§ What the exercise asks
In the listing below, find every line containing "accent" and copy it out.
** BEGIN Task data **
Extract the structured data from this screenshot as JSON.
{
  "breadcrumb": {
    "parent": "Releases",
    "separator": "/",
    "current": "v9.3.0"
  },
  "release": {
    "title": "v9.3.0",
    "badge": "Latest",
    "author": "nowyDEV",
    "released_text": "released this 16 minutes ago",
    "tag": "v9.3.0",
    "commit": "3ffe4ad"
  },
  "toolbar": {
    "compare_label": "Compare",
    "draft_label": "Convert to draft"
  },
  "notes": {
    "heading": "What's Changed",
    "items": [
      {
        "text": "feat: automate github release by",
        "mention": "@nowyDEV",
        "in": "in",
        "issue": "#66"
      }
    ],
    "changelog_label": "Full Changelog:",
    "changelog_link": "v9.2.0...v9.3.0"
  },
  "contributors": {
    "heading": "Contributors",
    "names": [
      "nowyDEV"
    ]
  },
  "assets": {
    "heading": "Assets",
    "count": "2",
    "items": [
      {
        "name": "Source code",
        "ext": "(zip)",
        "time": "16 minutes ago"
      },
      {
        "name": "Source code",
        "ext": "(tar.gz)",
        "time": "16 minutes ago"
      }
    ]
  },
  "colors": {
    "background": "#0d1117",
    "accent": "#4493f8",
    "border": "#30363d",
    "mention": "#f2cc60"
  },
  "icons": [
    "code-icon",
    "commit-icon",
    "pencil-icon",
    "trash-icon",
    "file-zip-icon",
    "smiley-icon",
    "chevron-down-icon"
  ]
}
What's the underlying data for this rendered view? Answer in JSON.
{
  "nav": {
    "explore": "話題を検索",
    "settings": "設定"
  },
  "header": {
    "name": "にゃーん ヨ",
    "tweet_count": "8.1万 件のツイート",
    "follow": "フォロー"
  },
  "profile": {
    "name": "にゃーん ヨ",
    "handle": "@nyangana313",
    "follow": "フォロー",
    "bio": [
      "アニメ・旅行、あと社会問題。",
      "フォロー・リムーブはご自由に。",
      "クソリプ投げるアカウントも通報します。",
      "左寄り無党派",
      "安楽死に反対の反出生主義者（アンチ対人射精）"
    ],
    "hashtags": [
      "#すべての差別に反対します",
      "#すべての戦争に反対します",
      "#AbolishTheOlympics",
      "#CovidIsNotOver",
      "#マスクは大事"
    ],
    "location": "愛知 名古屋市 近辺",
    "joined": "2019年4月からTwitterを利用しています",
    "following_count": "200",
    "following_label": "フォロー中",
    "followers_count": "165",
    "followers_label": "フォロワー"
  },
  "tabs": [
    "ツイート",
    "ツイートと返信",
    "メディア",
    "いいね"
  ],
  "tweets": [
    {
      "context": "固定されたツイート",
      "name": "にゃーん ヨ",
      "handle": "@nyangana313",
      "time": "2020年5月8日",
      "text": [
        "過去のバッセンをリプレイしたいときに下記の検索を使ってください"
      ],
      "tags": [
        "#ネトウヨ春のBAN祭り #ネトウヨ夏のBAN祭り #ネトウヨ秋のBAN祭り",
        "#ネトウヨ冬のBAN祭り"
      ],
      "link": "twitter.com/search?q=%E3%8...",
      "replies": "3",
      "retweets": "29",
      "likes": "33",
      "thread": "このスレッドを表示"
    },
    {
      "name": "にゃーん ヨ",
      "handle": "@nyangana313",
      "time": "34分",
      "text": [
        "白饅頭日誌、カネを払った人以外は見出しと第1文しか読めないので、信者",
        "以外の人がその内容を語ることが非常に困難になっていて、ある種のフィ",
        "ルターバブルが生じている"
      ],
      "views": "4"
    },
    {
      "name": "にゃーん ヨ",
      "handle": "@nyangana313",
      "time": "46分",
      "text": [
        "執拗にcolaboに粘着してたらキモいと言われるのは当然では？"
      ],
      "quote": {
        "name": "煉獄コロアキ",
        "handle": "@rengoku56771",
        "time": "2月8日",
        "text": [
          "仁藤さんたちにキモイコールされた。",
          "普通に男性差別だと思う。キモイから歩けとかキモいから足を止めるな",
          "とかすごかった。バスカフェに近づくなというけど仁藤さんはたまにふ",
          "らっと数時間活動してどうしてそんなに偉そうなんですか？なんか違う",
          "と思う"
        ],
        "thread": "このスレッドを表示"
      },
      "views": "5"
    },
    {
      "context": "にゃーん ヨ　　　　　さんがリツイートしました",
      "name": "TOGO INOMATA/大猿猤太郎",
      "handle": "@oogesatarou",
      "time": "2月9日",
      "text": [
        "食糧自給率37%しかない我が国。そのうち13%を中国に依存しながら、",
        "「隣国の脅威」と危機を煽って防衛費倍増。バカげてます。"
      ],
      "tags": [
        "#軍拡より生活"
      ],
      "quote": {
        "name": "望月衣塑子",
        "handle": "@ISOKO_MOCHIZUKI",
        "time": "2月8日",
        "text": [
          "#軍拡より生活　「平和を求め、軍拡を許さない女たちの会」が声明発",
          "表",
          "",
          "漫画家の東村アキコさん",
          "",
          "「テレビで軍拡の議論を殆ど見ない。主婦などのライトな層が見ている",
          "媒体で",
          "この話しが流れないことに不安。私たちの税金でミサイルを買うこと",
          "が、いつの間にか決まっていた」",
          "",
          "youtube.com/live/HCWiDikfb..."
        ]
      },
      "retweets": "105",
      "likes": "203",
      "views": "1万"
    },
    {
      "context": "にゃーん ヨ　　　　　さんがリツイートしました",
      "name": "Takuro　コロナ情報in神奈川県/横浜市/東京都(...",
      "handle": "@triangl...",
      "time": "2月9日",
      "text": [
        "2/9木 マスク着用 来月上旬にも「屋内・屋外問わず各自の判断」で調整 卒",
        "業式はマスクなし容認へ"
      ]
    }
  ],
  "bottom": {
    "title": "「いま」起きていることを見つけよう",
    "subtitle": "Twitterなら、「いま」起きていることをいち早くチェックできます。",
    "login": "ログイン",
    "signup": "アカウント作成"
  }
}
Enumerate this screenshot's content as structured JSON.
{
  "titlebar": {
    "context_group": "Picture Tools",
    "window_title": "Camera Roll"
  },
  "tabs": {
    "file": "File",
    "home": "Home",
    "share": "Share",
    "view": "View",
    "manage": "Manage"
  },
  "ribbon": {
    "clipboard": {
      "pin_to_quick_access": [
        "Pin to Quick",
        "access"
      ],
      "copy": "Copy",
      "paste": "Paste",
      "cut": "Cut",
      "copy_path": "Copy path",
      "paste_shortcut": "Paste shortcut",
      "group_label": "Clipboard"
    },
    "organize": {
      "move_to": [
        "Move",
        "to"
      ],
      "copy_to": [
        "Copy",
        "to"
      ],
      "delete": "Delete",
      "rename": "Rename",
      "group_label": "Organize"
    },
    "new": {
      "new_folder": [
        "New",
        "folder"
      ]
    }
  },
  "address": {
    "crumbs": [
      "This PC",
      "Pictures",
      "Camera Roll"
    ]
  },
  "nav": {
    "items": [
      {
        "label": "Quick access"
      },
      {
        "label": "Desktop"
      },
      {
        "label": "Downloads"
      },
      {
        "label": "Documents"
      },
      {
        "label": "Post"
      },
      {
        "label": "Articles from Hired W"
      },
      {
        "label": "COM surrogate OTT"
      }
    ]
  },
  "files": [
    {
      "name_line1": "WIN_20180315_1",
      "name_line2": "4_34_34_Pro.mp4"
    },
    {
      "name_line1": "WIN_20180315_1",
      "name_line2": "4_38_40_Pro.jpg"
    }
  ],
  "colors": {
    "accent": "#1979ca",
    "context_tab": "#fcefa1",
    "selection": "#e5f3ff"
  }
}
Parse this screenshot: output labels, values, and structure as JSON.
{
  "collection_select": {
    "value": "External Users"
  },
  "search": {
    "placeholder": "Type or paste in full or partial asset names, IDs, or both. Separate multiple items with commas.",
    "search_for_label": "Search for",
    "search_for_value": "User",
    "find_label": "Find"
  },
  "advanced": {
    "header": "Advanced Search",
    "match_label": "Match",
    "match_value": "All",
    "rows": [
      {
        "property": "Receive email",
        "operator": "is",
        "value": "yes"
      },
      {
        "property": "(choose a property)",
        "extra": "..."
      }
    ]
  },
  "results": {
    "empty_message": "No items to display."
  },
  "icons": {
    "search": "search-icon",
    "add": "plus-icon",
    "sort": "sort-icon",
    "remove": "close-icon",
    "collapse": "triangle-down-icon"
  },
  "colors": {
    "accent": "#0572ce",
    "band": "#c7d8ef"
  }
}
** END Task data **
§ Response to this exercise
    "accent": "#4493f8",
    "accent": "#1979ca",
    "accent": "#0572ce",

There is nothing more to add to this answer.